DATA EXCERPTS -
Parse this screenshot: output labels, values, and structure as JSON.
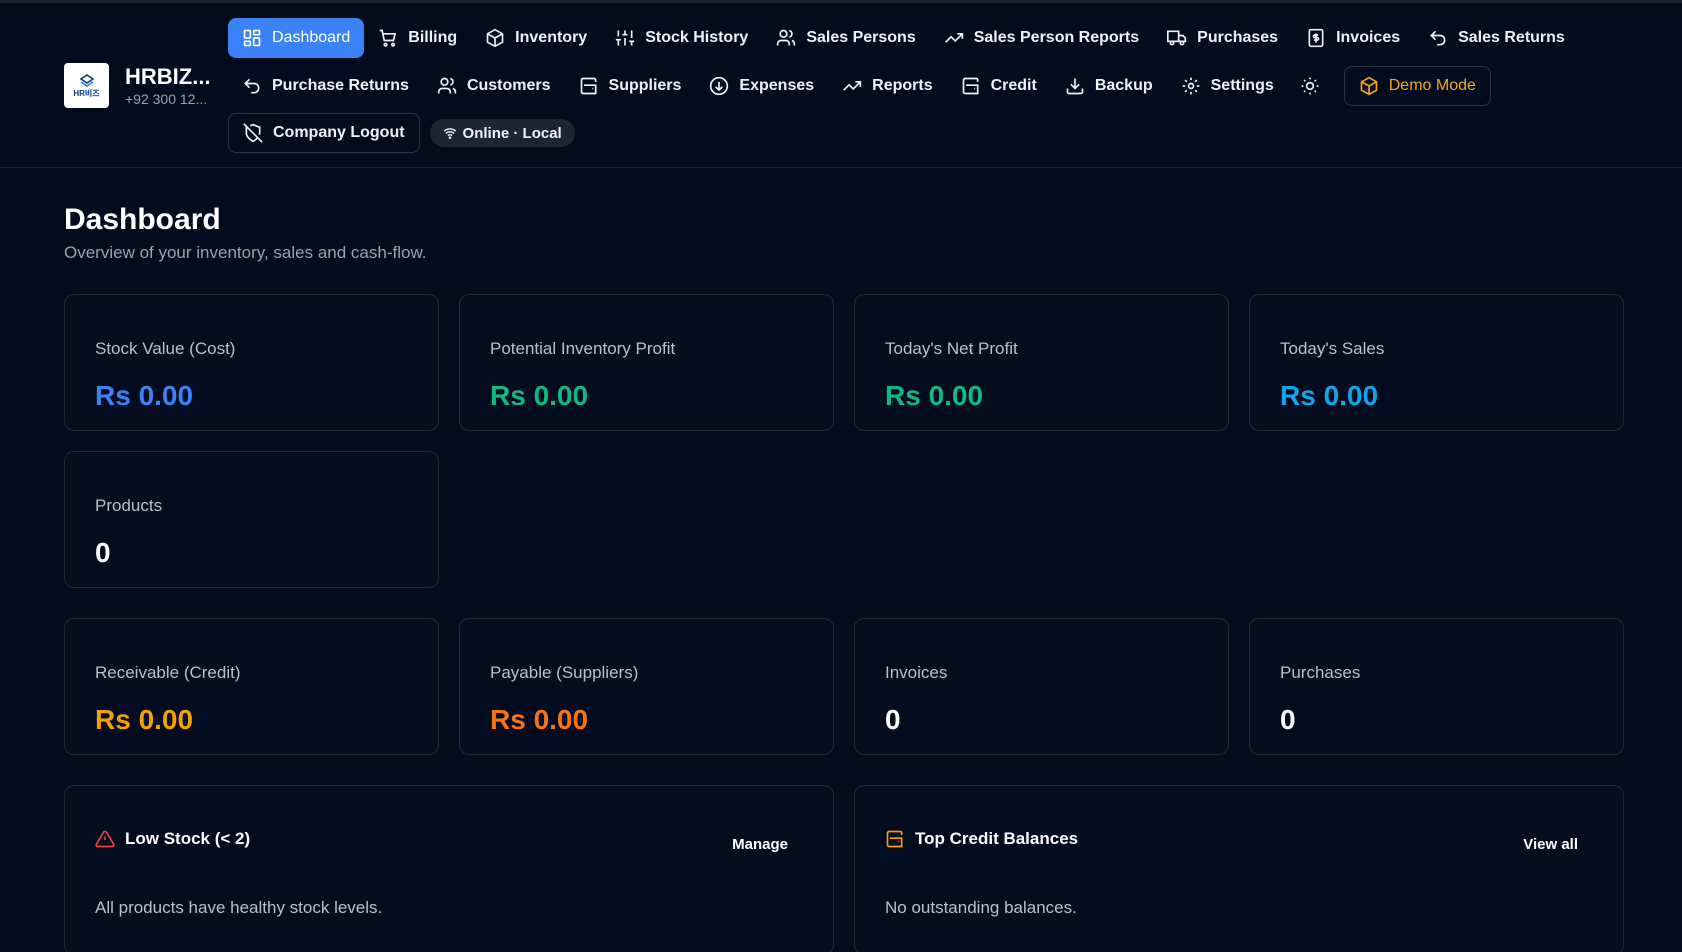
{
  "brand": {
    "name": "HRBIZ...",
    "phone": "+92 300 12...",
    "logo_text": "HR비즈"
  },
  "nav": {
    "row1": [
      {
        "label": "Dashboard",
        "icon": "grid-icon",
        "active": true
      },
      {
        "label": "Billing",
        "icon": "cart-icon"
      },
      {
        "label": "Inventory",
        "icon": "box-icon"
      },
      {
        "label": "Stock History",
        "icon": "sliders-icon"
      },
      {
        "label": "Sales Persons",
        "icon": "users-icon"
      },
      {
        "label": "Sales Person Reports",
        "icon": "trending-up-icon"
      },
      {
        "label": "Purchases",
        "icon": "truck-icon"
      },
      {
        "label": "Invoices",
        "icon": "receipt-icon"
      },
      {
        "label": "Sales Returns",
        "icon": "undo-icon"
      }
    ],
    "row2": [
      {
        "label": "Purchase Returns",
        "icon": "undo-icon"
      },
      {
        "label": "Customers",
        "icon": "users-icon"
      },
      {
        "label": "Suppliers",
        "icon": "wallet-icon"
      },
      {
        "label": "Expenses",
        "icon": "arrow-down-circle-icon"
      },
      {
        "label": "Reports",
        "icon": "trending-up-icon"
      },
      {
        "label": "Credit",
        "icon": "wallet-icon"
      },
      {
        "label": "Backup",
        "icon": "download-icon"
      },
      {
        "label": "Settings",
        "icon": "gear-icon"
      }
    ],
    "theme_toggle_icon": "sun-icon",
    "demo_mode": "Demo Mode",
    "company_logout": "Company Logout",
    "status": "Online · Local"
  },
  "page": {
    "title": "Dashboard",
    "subtitle": "Overview of your inventory, sales and cash-flow."
  },
  "stats": [
    {
      "label": "Stock Value (Cost)",
      "value": "Rs 0.00",
      "color": "#3b82f6"
    },
    {
      "label": "Potential Inventory Profit",
      "value": "Rs 0.00",
      "color": "#10b981"
    },
    {
      "label": "Today's Net Profit",
      "value": "Rs 0.00",
      "color": "#10b981"
    },
    {
      "label": "Today's Sales",
      "value": "Rs 0.00",
      "color": "#0ea5e9"
    },
    {
      "label": "Products",
      "value": "0",
      "color": "#ffffff"
    },
    {
      "label": "Receivable (Credit)",
      "value": "Rs 0.00",
      "color": "#f59e0b"
    },
    {
      "label": "Payable (Suppliers)",
      "value": "Rs 0.00",
      "color": "#f97316"
    },
    {
      "label": "Invoices",
      "value": "0",
      "color": "#ffffff"
    },
    {
      "label": "Purchases",
      "value": "0",
      "color": "#ffffff"
    }
  ],
  "panels": {
    "low_stock": {
      "title": "Low Stock (< 2)",
      "action": "Manage",
      "message": "All products have healthy stock levels.",
      "icon": "warning-icon",
      "icon_color": "#ef4444"
    },
    "credit": {
      "title": "Top Credit Balances",
      "action": "View all",
      "message": "No outstanding balances.",
      "icon": "wallet-icon",
      "icon_color": "#f59e0b"
    }
  }
}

EXERCISE BRIEF -
Omit each picture, then return all of the listing exactly as it stands.

WORKED ANSWER -
Parse this screenshot: output labels, values, and structure as JSON.
{
  "brand": {
    "name": "HRBIZ...",
    "phone": "+92 300 12...",
    "logo_text": "HR비즈"
  },
  "nav": {
    "row1": [
      {
        "label": "Dashboard",
        "icon": "grid-icon",
        "active": true
      },
      {
        "label": "Billing",
        "icon": "cart-icon"
      },
      {
        "label": "Inventory",
        "icon": "box-icon"
      },
      {
        "label": "Stock History",
        "icon": "sliders-icon"
      },
      {
        "label": "Sales Persons",
        "icon": "users-icon"
      },
      {
        "label": "Sales Person Reports",
        "icon": "trending-up-icon"
      },
      {
        "label": "Purchases",
        "icon": "truck-icon"
      },
      {
        "label": "Invoices",
        "icon": "receipt-icon"
      },
      {
        "label": "Sales Returns",
        "icon": "undo-icon"
      }
    ],
    "row2": [
      {
        "label": "Purchase Returns",
        "icon": "undo-icon"
      },
      {
        "label": "Customers",
        "icon": "users-icon"
      },
      {
        "label": "Suppliers",
        "icon": "wallet-icon"
      },
      {
        "label": "Expenses",
        "icon": "arrow-down-circle-icon"
      },
      {
        "label": "Reports",
        "icon": "trending-up-icon"
      },
      {
        "label": "Credit",
        "icon": "wallet-icon"
      },
      {
        "label": "Backup",
        "icon": "download-icon"
      },
      {
        "label": "Settings",
        "icon": "gear-icon"
      }
    ],
    "theme_toggle_icon": "sun-icon",
    "demo_mode": "Demo Mode",
    "company_logout": "Company Logout",
    "status": "Online · Local"
  },
  "page": {
    "title": "Dashboard",
    "subtitle": "Overview of your inventory, sales and cash-flow."
  },
  "stats": [
    {
      "label": "Stock Value (Cost)",
      "value": "Rs 0.00",
      "color": "#3b82f6"
    },
    {
      "label": "Potential Inventory Profit",
      "value": "Rs 0.00",
      "color": "#10b981"
    },
    {
      "label": "Today's Net Profit",
      "value": "Rs 0.00",
      "color": "#10b981"
    },
    {
      "label": "Today's Sales",
      "value": "Rs 0.00",
      "color": "#0ea5e9"
    },
    {
      "label": "Products",
      "value": "0",
      "color": "#ffffff"
    },
    {
      "label": "Receivable (Credit)",
      "value": "Rs 0.00",
      "color": "#f59e0b"
    },
    {
      "label": "Payable (Suppliers)",
      "value": "Rs 0.00",
      "color": "#f97316"
    },
    {
      "label": "Invoices",
      "value": "0",
      "color": "#ffffff"
    },
    {
      "label": "Purchases",
      "value": "0",
      "color": "#ffffff"
    }
  ],
  "panels": {
    "low_stock": {
      "title": "Low Stock (< 2)",
      "action": "Manage",
      "message": "All products have healthy stock levels.",
      "icon": "warning-icon",
      "icon_color": "#ef4444"
    },
    "credit": {
      "title": "Top Credit Balances",
      "action": "View all",
      "message": "No outstanding balances.",
      "icon": "wallet-icon",
      "icon_color": "#f59e0b"
    }
  }
}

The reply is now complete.